* Start PROVIDED DATA *
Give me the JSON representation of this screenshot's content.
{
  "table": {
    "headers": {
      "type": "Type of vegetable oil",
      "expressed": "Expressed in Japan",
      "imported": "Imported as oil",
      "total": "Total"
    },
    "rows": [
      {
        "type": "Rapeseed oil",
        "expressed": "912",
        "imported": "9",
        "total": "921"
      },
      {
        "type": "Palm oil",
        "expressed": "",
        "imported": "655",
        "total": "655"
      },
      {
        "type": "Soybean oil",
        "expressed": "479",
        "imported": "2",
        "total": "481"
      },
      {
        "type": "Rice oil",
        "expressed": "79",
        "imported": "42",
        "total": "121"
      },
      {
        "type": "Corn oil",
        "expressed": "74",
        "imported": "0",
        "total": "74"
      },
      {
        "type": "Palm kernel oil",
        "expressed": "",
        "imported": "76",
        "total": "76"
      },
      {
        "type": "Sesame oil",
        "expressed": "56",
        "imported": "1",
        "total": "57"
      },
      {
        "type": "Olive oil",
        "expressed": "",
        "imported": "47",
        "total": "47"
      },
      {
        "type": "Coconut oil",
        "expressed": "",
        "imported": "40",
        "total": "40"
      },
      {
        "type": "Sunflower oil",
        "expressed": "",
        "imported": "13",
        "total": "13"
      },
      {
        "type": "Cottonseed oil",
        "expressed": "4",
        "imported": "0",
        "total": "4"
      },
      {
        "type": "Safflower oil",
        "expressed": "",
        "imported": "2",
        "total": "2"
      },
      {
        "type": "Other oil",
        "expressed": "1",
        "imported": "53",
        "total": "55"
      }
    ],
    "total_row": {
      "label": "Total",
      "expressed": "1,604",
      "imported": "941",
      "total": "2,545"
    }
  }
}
* End PROVIDED DATA *
* Start PROVIDED DATA *
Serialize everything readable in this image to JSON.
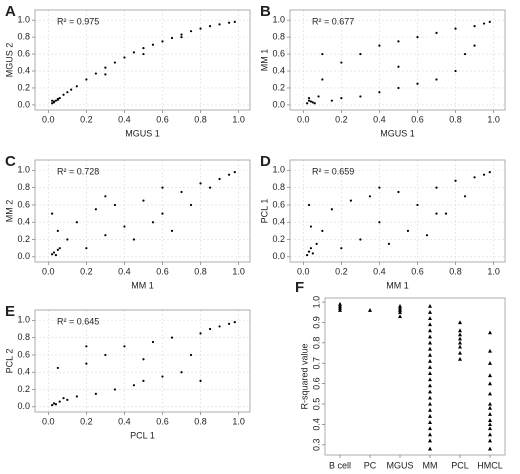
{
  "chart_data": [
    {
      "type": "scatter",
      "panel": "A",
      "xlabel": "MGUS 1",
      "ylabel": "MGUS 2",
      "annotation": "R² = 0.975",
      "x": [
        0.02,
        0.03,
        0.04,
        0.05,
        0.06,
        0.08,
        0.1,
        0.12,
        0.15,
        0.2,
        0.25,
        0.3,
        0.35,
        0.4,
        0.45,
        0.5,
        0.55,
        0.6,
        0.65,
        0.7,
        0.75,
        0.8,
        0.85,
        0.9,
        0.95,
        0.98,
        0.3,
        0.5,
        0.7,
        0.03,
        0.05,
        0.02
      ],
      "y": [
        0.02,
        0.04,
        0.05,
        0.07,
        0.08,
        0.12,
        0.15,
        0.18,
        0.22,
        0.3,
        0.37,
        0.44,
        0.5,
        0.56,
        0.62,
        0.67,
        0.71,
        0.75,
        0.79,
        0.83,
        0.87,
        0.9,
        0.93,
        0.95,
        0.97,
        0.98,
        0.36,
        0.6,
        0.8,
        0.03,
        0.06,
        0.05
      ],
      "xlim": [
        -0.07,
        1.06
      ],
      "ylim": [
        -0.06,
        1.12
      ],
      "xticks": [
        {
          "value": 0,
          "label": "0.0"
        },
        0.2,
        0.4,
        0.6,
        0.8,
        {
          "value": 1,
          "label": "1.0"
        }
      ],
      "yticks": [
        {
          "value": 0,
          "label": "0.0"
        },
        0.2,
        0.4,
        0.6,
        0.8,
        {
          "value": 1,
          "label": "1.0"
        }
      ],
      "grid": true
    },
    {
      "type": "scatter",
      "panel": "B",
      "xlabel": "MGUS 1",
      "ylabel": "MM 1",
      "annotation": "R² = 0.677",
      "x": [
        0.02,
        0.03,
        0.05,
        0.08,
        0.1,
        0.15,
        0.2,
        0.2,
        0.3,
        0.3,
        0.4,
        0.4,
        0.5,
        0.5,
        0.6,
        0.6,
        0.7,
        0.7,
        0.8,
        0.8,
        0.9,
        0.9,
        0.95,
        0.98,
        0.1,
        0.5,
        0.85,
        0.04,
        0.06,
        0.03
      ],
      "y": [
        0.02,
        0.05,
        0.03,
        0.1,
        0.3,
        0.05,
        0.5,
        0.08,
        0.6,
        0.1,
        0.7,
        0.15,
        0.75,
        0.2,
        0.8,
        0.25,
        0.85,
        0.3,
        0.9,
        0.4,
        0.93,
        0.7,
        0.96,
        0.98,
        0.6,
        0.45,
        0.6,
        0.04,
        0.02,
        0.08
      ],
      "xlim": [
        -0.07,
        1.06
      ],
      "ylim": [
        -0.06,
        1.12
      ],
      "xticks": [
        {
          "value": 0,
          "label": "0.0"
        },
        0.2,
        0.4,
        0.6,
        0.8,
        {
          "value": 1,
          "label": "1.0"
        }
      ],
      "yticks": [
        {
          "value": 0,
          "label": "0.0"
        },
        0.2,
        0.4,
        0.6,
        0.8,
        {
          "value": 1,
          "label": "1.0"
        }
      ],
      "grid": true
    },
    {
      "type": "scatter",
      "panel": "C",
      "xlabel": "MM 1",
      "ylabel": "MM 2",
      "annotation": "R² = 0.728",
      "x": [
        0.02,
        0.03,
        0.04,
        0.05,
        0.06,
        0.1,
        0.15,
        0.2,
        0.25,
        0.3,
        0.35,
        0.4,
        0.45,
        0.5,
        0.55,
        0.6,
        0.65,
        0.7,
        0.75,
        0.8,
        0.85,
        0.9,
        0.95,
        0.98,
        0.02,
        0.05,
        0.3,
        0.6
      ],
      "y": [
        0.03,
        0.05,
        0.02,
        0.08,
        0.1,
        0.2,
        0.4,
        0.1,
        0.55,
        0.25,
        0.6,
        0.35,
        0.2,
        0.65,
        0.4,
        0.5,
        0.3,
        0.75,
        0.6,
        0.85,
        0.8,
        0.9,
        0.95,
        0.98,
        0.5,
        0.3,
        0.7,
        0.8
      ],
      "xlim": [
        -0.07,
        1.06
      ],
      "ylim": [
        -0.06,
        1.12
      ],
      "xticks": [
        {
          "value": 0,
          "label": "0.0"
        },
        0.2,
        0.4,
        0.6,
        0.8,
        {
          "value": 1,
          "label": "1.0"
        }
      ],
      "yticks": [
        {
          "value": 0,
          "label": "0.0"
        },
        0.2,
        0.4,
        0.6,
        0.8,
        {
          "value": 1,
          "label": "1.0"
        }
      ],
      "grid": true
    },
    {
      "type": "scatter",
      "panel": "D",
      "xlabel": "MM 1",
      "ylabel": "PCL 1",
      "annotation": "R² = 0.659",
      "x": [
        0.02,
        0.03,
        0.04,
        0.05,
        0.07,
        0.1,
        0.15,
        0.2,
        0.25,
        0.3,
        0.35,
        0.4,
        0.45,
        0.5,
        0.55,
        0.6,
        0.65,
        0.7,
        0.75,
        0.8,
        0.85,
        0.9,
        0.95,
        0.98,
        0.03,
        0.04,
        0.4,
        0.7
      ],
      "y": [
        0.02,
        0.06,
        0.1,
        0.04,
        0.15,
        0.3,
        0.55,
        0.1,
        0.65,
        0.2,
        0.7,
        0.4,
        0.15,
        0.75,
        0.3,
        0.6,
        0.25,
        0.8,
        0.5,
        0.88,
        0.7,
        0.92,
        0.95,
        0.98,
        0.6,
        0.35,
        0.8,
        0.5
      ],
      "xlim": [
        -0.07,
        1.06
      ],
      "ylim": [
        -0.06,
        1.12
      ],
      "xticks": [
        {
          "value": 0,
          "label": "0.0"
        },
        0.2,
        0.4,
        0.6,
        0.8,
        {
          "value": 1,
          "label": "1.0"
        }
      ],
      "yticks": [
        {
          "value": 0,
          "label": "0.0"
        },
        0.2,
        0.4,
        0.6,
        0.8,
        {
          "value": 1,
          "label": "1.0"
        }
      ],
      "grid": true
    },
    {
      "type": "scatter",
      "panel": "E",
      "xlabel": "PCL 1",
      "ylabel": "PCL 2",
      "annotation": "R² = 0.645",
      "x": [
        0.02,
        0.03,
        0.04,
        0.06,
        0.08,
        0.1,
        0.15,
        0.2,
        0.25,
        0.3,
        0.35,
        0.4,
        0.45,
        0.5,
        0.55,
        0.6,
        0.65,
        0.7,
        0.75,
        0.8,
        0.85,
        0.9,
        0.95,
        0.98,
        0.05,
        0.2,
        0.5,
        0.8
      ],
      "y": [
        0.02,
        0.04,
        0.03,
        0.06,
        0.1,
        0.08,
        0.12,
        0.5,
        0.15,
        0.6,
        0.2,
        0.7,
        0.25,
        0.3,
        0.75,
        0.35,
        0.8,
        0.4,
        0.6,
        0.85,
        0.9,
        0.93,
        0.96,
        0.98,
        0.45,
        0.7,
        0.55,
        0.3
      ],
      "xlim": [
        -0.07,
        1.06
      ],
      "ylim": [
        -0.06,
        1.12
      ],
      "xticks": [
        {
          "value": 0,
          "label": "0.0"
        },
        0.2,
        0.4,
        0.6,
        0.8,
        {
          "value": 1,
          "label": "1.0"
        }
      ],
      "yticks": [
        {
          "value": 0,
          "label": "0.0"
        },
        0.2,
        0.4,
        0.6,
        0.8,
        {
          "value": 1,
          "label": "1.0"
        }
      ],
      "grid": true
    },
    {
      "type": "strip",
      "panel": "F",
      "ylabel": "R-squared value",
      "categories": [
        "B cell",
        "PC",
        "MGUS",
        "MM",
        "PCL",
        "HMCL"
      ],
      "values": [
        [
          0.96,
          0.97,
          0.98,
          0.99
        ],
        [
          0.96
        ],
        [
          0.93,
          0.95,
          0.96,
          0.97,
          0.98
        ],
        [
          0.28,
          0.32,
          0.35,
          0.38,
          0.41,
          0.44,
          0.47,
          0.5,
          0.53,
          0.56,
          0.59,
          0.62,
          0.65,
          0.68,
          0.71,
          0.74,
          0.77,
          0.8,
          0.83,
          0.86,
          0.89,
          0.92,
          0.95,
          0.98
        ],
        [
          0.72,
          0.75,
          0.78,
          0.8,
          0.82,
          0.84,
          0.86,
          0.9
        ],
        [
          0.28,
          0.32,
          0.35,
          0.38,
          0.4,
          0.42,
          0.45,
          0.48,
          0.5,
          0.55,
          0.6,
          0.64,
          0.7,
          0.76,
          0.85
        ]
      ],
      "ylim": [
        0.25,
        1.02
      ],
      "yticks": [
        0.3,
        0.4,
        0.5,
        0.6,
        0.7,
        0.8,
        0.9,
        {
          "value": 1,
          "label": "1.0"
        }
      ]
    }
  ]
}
* End PROVIDED DATA *
Work out how many lines in the records above contain the word "MGUS", and give only that number.

4